**What the exercise asks**
Transcribe the full listing below exactly.

**Material shown**

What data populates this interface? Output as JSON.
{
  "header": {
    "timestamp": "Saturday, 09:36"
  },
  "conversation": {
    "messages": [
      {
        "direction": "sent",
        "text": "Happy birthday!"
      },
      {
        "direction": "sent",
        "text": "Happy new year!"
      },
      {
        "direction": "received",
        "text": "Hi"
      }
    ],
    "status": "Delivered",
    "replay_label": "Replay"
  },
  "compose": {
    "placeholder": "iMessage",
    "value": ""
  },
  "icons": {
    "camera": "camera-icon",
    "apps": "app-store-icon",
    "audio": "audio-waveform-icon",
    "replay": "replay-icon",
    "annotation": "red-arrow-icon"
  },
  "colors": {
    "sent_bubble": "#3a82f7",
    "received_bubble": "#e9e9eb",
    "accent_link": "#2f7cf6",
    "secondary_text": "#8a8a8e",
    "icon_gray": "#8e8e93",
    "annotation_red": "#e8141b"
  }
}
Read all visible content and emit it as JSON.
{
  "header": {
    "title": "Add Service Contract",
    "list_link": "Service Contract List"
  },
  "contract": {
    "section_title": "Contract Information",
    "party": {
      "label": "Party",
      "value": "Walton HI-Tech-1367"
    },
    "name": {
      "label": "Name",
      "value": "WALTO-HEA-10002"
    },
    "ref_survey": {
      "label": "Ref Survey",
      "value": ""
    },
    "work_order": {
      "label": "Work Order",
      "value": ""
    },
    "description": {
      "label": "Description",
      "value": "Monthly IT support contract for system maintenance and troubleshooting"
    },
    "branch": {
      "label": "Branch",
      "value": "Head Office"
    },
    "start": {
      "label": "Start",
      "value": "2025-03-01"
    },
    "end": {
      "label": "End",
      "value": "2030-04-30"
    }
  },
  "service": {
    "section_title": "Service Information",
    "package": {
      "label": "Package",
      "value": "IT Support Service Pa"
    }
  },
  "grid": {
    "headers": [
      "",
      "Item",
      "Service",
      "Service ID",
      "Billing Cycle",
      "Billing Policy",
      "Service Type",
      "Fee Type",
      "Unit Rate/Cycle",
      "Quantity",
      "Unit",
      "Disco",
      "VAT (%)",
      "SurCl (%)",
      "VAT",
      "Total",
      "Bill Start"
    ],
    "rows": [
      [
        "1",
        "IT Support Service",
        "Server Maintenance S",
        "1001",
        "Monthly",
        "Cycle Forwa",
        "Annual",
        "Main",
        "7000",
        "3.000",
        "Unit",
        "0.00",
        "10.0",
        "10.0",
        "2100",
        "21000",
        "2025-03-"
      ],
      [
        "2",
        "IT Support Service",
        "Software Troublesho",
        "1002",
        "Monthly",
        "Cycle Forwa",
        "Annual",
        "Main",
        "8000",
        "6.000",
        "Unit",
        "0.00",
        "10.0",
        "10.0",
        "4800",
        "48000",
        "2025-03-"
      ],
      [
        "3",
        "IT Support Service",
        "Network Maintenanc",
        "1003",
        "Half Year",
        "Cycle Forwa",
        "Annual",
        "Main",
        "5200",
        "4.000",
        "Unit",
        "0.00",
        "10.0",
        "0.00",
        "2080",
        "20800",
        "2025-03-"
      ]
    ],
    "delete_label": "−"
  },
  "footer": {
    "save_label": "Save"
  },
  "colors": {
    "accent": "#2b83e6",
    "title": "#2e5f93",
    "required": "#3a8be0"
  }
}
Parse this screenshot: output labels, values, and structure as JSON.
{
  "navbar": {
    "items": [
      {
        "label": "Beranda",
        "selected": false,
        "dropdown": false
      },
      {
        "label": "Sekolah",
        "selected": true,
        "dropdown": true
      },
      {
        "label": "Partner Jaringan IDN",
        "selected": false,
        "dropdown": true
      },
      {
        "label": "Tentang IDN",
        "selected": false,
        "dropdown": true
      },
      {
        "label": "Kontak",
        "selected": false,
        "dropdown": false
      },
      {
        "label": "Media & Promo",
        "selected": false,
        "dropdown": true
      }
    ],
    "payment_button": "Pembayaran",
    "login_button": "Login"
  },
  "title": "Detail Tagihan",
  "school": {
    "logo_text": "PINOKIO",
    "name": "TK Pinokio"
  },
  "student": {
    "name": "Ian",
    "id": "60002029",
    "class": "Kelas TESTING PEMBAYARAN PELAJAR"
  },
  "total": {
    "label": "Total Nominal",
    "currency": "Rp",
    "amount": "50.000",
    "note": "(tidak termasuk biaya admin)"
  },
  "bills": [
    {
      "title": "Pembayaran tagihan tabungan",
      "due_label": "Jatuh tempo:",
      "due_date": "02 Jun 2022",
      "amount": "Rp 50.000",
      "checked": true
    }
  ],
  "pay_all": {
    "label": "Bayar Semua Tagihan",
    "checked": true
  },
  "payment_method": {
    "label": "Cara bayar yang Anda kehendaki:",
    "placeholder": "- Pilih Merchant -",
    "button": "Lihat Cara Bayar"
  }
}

**Solution for this problem**
What data populates this interface? Output as JSON.
{
  "header": {
    "timestamp": "Saturday, 09:36"
  },
  "conversation": {
    "messages": [
      {
        "direction": "sent",
        "text": "Happy birthday!"
      },
      {
        "direction": "sent",
        "text": "Happy new year!"
      },
      {
        "direction": "received",
        "text": "Hi"
      }
    ],
    "status": "Delivered",
    "replay_label": "Replay"
  },
  "compose": {
    "placeholder": "iMessage",
    "value": ""
  },
  "icons": {
    "camera": "camera-icon",
    "apps": "app-store-icon",
    "audio": "audio-waveform-icon",
    "replay": "replay-icon",
    "annotation": "red-arrow-icon"
  },
  "colors": {
    "sent_bubble": "#3a82f7",
    "received_bubble": "#e9e9eb",
    "accent_link": "#2f7cf6",
    "secondary_text": "#8a8a8e",
    "icon_gray": "#8e8e93",
    "annotation_red": "#e8141b"
  }
}
Read all visible content and emit it as JSON.
{
  "header": {
    "title": "Add Service Contract",
    "list_link": "Service Contract List"
  },
  "contract": {
    "section_title": "Contract Information",
    "party": {
      "label": "Party",
      "value": "Walton HI-Tech-1367"
    },
    "name": {
      "label": "Name",
      "value": "WALTO-HEA-10002"
    },
    "ref_survey": {
      "label": "Ref Survey",
      "value": ""
    },
    "work_order": {
      "label": "Work Order",
      "value": ""
    },
    "description": {
      "label": "Description",
      "value": "Monthly IT support contract for system maintenance and troubleshooting"
    },
    "branch": {
      "label": "Branch",
      "value": "Head Office"
    },
    "start": {
      "label": "Start",
      "value": "2025-03-01"
    },
    "end": {
      "label": "End",
      "value": "2030-04-30"
    }
  },
  "service": {
    "section_title": "Service Information",
    "package": {
      "label": "Package",
      "value": "IT Support Service Pa"
    }
  },
  "grid": {
    "headers": [
      "",
      "Item",
      "Service",
      "Service ID",
      "Billing Cycle",
      "Billing Policy",
      "Service Type",
      "Fee Type",
      "Unit Rate/Cycle",
      "Quantity",
      "Unit",
      "Disco",
      "VAT (%)",
      "SurCl (%)",
      "VAT",
      "Total",
      "Bill Start"
    ],
    "rows": [
      [
        "1",
        "IT Support Service",
        "Server Maintenance S",
        "1001",
        "Monthly",
        "Cycle Forwa",
        "Annual",
        "Main",
        "7000",
        "3.000",
        "Unit",
        "0.00",
        "10.0",
        "10.0",
        "2100",
        "21000",
        "2025-03-"
      ],
      [
        "2",
        "IT Support Service",
        "Software Troublesho",
        "1002",
        "Monthly",
        "Cycle Forwa",
        "Annual",
        "Main",
        "8000",
        "6.000",
        "Unit",
        "0.00",
        "10.0",
        "10.0",
        "4800",
        "48000",
        "2025-03-"
      ],
      [
        "3",
        "IT Support Service",
        "Network Maintenanc",
        "1003",
        "Half Year",
        "Cycle Forwa",
        "Annual",
        "Main",
        "5200",
        "4.000",
        "Unit",
        "0.00",
        "10.0",
        "0.00",
        "2080",
        "20800",
        "2025-03-"
      ]
    ],
    "delete_label": "−"
  },
  "footer": {
    "save_label": "Save"
  },
  "colors": {
    "accent": "#2b83e6",
    "title": "#2e5f93",
    "required": "#3a8be0"
  }
}
Parse this screenshot: output labels, values, and structure as JSON.
{
  "navbar": {
    "items": [
      {
        "label": "Beranda",
        "selected": false,
        "dropdown": false
      },
      {
        "label": "Sekolah",
        "selected": true,
        "dropdown": true
      },
      {
        "label": "Partner Jaringan IDN",
        "selected": false,
        "dropdown": true
      },
      {
        "label": "Tentang IDN",
        "selected": false,
        "dropdown": true
      },
      {
        "label": "Kontak",
        "selected": false,
        "dropdown": false
      },
      {
        "label": "Media & Promo",
        "selected": false,
        "dropdown": true
      }
    ],
    "payment_button": "Pembayaran",
    "login_button": "Login"
  },
  "title": "Detail Tagihan",
  "school": {
    "logo_text": "PINOKIO",
    "name": "TK Pinokio"
  },
  "student": {
    "name": "Ian",
    "id": "60002029",
    "class": "Kelas TESTING PEMBAYARAN PELAJAR"
  },
  "total": {
    "label": "Total Nominal",
    "currency": "Rp",
    "amount": "50.000",
    "note": "(tidak termasuk biaya admin)"
  },
  "bills": [
    {
      "title": "Pembayaran tagihan tabungan",
      "due_label": "Jatuh tempo:",
      "due_date": "02 Jun 2022",
      "amount": "Rp 50.000",
      "checked": true
    }
  ],
  "pay_all": {
    "label": "Bayar Semua Tagihan",
    "checked": true
  },
  "payment_method": {
    "label": "Cara bayar yang Anda kehendaki:",
    "placeholder": "- Pilih Merchant -",
    "button": "Lihat Cara Bayar"
  }
}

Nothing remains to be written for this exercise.